* _TASK STATEMENT_: Exactly reproduce the lines that follow.

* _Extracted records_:
────

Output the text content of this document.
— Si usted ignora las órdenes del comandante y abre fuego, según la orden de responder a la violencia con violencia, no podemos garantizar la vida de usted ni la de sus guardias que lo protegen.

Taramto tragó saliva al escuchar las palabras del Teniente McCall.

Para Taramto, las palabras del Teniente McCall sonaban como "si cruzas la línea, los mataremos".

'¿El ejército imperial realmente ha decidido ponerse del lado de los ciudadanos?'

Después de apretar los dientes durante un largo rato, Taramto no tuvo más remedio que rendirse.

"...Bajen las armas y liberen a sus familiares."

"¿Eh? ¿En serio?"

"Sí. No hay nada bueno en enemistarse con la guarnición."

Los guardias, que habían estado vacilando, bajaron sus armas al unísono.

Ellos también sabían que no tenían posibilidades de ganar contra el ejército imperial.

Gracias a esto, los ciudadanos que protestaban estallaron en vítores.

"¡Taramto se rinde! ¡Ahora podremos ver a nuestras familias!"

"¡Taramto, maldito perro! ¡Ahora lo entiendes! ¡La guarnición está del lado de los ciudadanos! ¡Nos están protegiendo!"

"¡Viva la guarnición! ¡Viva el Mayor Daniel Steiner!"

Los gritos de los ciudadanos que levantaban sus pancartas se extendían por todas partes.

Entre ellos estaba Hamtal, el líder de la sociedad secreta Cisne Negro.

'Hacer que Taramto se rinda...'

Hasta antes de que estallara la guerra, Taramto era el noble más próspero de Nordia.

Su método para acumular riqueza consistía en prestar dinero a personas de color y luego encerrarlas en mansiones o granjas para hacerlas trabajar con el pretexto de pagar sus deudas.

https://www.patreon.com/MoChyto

────

* _SOLUTION TO THIS TASK_:
Output the text content of this document.
— Si usted ignora las órdenes del comandante y abre fuego, según la orden de responder a la violencia con violencia, no podemos garantizar la vida de usted ni la de sus guardias que lo protegen.

Taramto tragó saliva al escuchar las palabras del Teniente McCall.

Para Taramto, las palabras del Teniente McCall sonaban como "si cruzas la línea, los mataremos".

'¿El ejército imperial realmente ha decidido ponerse del lado de los ciudadanos?'

Después de apretar los dientes durante un largo rato, Taramto no tuvo más remedio que rendirse.

"...Bajen las armas y liberen a sus familiares."

"¿Eh? ¿En serio?"

"Sí. No hay nada bueno en enemistarse con la guarnición."

Los guardias, que habían estado vacilando, bajaron sus armas al unísono.

Ellos también sabían que no tenían posibilidades de ganar contra el ejército imperial.

Gracias a esto, los ciudadanos que protestaban estallaron en vítores.

"¡Taramto se rinde! ¡Ahora podremos ver a nuestras familias!"

"¡Taramto, maldito perro! ¡Ahora lo entiendes! ¡La guarnición está del lado de los ciudadanos! ¡Nos están protegiendo!"

"¡Viva la guarnición! ¡Viva el Mayor Daniel Steiner!"

Los gritos de los ciudadanos que levantaban sus pancartas se extendían por todas partes.

Entre ellos estaba Hamtal, el líder de la sociedad secreta Cisne Negro.

'Hacer que Taramto se rinda...'

Hasta antes de que estallara la guerra, Taramto era el noble más próspero de Nordia.

Su método para acumular riqueza consistía en prestar dinero a personas de color y luego encerrarlas en mansiones o granjas para hacerlas trabajar con el pretexto de pagar sus deudas.

https://www.patreon.com/MoChyto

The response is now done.